* _TEXTE SOURCE_
********
Le défi de l’enregistrement
Avoir la chance de survivre ? Opéré en 1908 d’un cancer de la gorge, Sibelius craint alors une récidive. Et composer quoi ? Sibelius vient de faire la connaissance de la musique de Schoenberg et Stravinski. La 4e, faussement erratique (notamment dans le Finale), est aussi une expression d’incompréhension sur le devenir de la musique.
Ces questions existentielles sont au cœur de l’œuvre. Imaginez la couleur noire et dites-vous que quoi que vous imaginiez c’est encore trop clair, pas assez profond. Chaque tentative d’accéder à la lumière est systématiquement laminée. Alors c’est quoi la π ? Sibelius, personnage laconique par excellence, pour la situer, avait cité un jour Strindberg : « Être un homme est pitoyable ».
Enregistrer la 4e de Sibelius, ce qu’ont fait Yannick Nézet-Séguin et l’Orchestre Métropolitain vendredi soir, c’est faire face à quelques monuments : Herbert Kegel, Kurt Sanderling, Herbert von Karajan, Osmo Vänskä (par deux fois), Segerstam (version Ondine).
********
Entrées d'un jeu de données:
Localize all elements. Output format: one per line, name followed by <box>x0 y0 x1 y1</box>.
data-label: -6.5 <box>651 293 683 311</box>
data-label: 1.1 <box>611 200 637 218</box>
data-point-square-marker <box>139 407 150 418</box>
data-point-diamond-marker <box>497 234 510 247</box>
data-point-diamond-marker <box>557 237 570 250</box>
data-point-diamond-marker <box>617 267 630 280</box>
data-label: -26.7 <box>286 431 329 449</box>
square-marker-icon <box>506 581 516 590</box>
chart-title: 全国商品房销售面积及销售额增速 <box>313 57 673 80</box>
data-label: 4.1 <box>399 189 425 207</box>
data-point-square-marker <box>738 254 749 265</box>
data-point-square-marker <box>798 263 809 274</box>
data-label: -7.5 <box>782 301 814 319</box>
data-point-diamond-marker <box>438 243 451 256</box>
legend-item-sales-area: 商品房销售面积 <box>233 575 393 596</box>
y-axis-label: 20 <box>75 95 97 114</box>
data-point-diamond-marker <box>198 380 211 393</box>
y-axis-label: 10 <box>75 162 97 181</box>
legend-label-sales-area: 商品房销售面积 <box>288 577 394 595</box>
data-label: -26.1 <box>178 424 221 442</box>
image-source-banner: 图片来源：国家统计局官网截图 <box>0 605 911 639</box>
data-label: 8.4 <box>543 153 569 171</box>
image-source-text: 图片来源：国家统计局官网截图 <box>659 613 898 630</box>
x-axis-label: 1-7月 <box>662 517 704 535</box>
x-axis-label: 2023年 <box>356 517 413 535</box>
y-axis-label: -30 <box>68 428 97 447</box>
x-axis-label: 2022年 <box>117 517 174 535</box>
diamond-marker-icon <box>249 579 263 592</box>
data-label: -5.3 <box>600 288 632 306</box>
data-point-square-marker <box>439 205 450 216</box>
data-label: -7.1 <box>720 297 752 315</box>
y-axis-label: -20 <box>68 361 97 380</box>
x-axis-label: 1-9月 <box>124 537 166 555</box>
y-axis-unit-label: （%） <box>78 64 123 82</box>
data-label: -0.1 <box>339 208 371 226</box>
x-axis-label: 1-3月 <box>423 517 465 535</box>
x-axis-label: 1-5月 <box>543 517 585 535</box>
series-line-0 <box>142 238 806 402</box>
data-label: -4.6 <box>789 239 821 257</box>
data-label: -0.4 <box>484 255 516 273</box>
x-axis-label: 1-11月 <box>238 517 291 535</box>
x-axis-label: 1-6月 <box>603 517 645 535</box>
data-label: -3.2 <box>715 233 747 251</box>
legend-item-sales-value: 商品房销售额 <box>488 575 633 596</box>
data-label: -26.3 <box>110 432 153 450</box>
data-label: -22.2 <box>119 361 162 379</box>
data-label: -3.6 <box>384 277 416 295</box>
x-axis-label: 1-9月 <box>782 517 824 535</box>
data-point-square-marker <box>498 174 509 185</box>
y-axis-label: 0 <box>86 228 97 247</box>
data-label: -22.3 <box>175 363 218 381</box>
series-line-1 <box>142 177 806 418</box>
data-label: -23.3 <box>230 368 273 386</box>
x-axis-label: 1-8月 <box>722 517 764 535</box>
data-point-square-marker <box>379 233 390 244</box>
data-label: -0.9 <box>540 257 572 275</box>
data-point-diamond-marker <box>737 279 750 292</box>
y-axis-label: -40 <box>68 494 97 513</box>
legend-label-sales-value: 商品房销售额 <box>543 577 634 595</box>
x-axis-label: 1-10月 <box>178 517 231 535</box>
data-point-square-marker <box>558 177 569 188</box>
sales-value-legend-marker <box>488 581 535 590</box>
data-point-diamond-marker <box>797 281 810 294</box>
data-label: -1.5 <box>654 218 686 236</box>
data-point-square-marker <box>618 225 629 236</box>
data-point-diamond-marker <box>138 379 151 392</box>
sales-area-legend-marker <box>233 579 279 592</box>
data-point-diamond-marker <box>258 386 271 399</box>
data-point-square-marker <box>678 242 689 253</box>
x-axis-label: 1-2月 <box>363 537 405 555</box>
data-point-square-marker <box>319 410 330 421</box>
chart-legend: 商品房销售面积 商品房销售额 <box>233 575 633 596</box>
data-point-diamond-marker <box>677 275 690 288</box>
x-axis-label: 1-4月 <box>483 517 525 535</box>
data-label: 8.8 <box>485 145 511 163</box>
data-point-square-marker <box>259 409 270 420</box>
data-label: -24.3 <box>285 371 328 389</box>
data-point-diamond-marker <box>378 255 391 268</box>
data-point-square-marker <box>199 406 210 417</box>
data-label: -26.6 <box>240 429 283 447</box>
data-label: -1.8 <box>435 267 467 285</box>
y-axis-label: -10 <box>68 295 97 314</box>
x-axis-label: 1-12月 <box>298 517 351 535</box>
********
Rédigez la suite du texte sur la 4e symphonie de Sibelius, en reprenant juste après sa dernière phrase.

* _RÉPONSE_
Avant le concert nous avions de grandes craintes, car la 4e entre autres un violoncelle solo et un pupitre de violoncelles impériaux, ce qui n’est pas le fort du Métropolitain. Hélas dès la première phrase, timorée, et aux nuances totalement aplanies du violoncelle solo, les carottes étaient cuites. Il y eut d’autres problèmes par la suite (solo du début du Finale ou passages de violoncelles divisés indiqués « à la pointe » par Sibelius dans le 1er volet, ce qui donne une couleur particulière que l’on ne percevait pas).
Globalement, la Quatrième de Yannick Nézet-Séguin est trop « gentille », pas assez rauque, marquée certes par de très beaux moments (passage tremolo en ppp du Finale, 2e mouvement dans son ensemble, prestation des flûtes, du hautbois et des cors), mais elle ne respire pas assez largement (ambitus des soufflets dynamiques). Peut-être que les micros donneront une présence et une chair plus intense à certaines choses. Ils ne feront sans doute pas de miracles.
Réentendre Mathieu
C’était une bonne idée de reprendre la première œuvre commandée, en 2001, par Yannick Nézet-Séguin en tant que directeur musical du Métropolitain : Promenade d’Isabelle Panneton, une partition bien conçue et orchestrée.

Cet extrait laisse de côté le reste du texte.